* **AIM**
Write the data below out exactly as it stands. Do not include the pictures.

* **ROWS**
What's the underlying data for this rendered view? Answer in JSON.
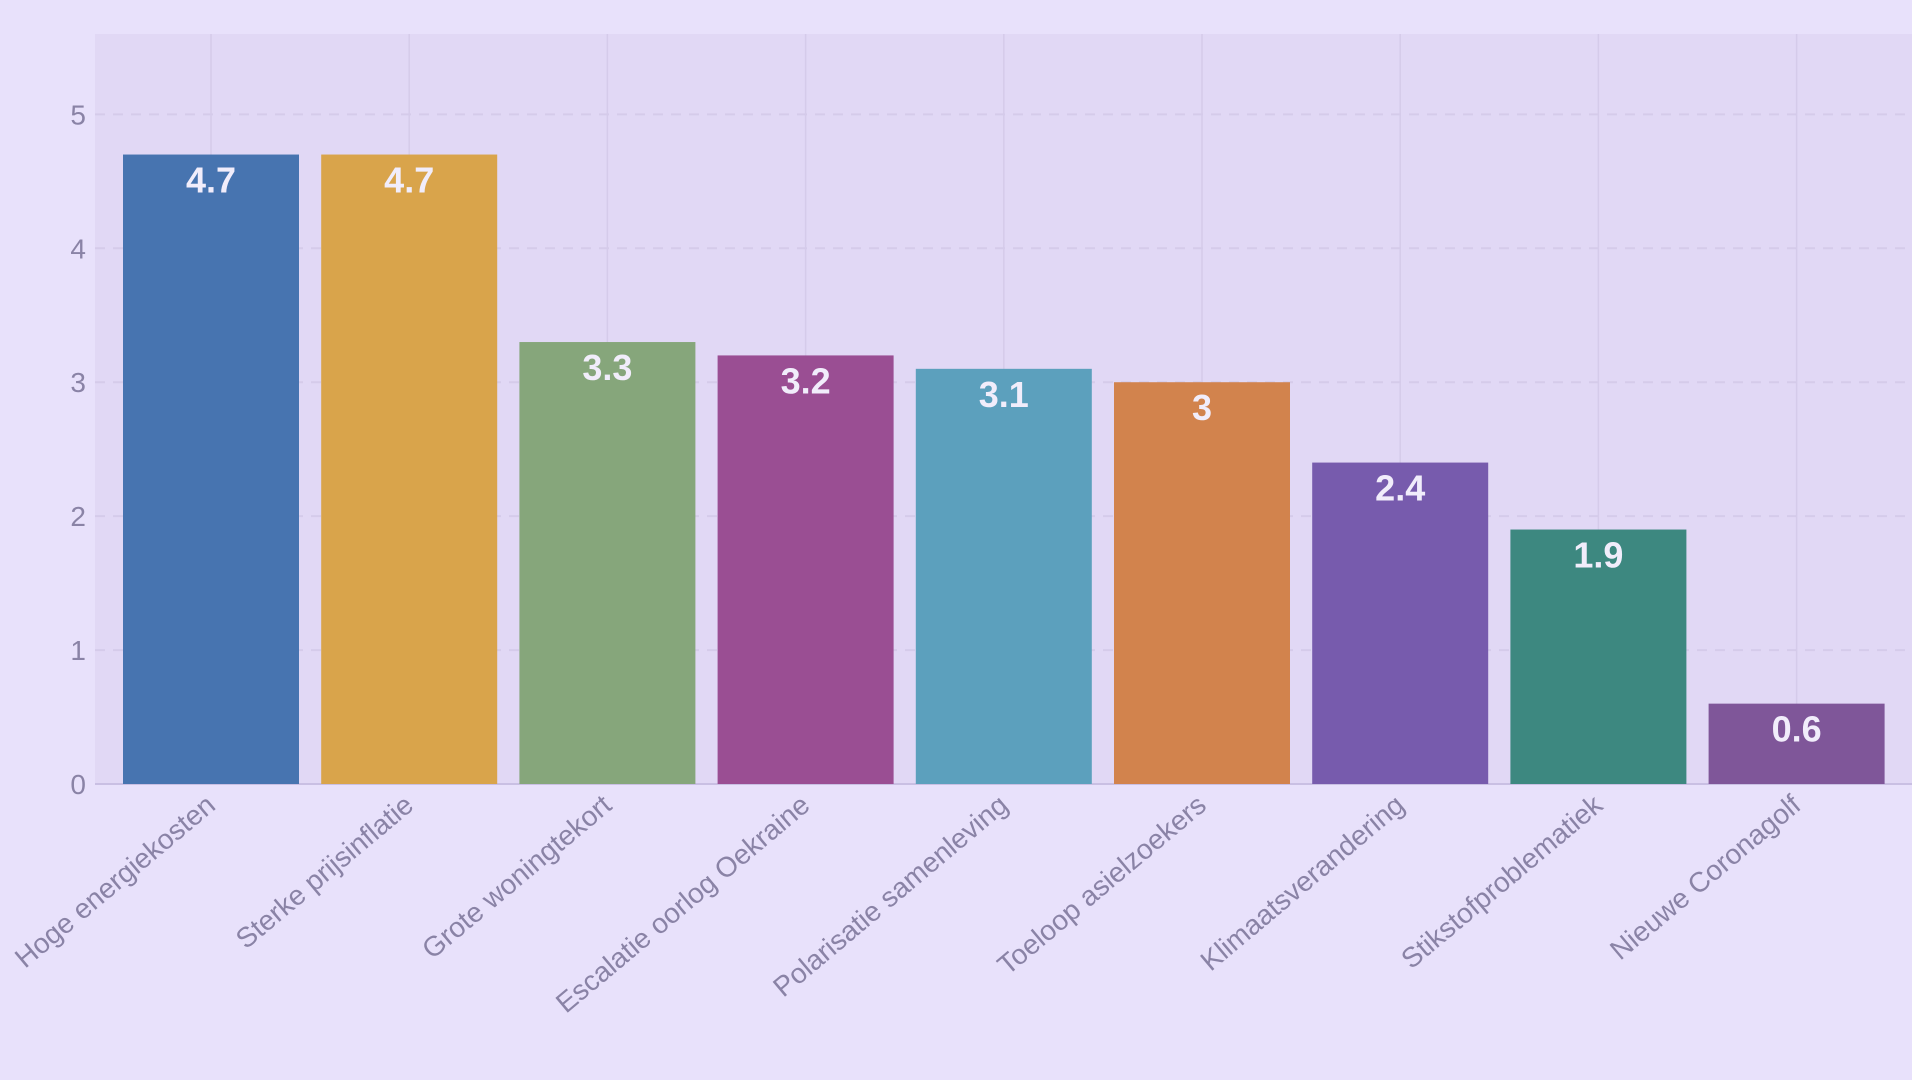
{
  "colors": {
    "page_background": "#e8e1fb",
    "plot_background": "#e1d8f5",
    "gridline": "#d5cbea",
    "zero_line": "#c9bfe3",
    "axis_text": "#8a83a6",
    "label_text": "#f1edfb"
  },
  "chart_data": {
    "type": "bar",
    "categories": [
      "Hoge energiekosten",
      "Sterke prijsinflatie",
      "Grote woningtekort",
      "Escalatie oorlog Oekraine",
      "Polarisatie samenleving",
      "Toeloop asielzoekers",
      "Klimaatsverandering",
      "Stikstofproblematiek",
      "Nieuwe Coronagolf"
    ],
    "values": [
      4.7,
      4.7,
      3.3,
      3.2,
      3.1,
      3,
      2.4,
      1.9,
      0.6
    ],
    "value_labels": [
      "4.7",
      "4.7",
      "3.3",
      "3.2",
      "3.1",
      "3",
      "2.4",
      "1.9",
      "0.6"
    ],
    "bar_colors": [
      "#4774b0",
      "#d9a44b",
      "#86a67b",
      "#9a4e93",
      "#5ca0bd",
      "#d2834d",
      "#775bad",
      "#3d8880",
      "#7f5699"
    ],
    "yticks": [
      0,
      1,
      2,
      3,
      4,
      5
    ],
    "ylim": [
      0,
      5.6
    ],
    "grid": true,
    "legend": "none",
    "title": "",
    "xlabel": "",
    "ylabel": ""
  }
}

* **RESULT**
What's the underlying data for this rendered view? Answer in JSON.
{
  "colors": {
    "page_background": "#e8e1fb",
    "plot_background": "#e1d8f5",
    "gridline": "#d5cbea",
    "zero_line": "#c9bfe3",
    "axis_text": "#8a83a6",
    "label_text": "#f1edfb"
  },
  "chart_data": {
    "type": "bar",
    "categories": [
      "Hoge energiekosten",
      "Sterke prijsinflatie",
      "Grote woningtekort",
      "Escalatie oorlog Oekraine",
      "Polarisatie samenleving",
      "Toeloop asielzoekers",
      "Klimaatsverandering",
      "Stikstofproblematiek",
      "Nieuwe Coronagolf"
    ],
    "values": [
      4.7,
      4.7,
      3.3,
      3.2,
      3.1,
      3,
      2.4,
      1.9,
      0.6
    ],
    "value_labels": [
      "4.7",
      "4.7",
      "3.3",
      "3.2",
      "3.1",
      "3",
      "2.4",
      "1.9",
      "0.6"
    ],
    "bar_colors": [
      "#4774b0",
      "#d9a44b",
      "#86a67b",
      "#9a4e93",
      "#5ca0bd",
      "#d2834d",
      "#775bad",
      "#3d8880",
      "#7f5699"
    ],
    "yticks": [
      0,
      1,
      2,
      3,
      4,
      5
    ],
    "ylim": [
      0,
      5.6
    ],
    "grid": true,
    "legend": "none",
    "title": "",
    "xlabel": "",
    "ylabel": ""
  }
}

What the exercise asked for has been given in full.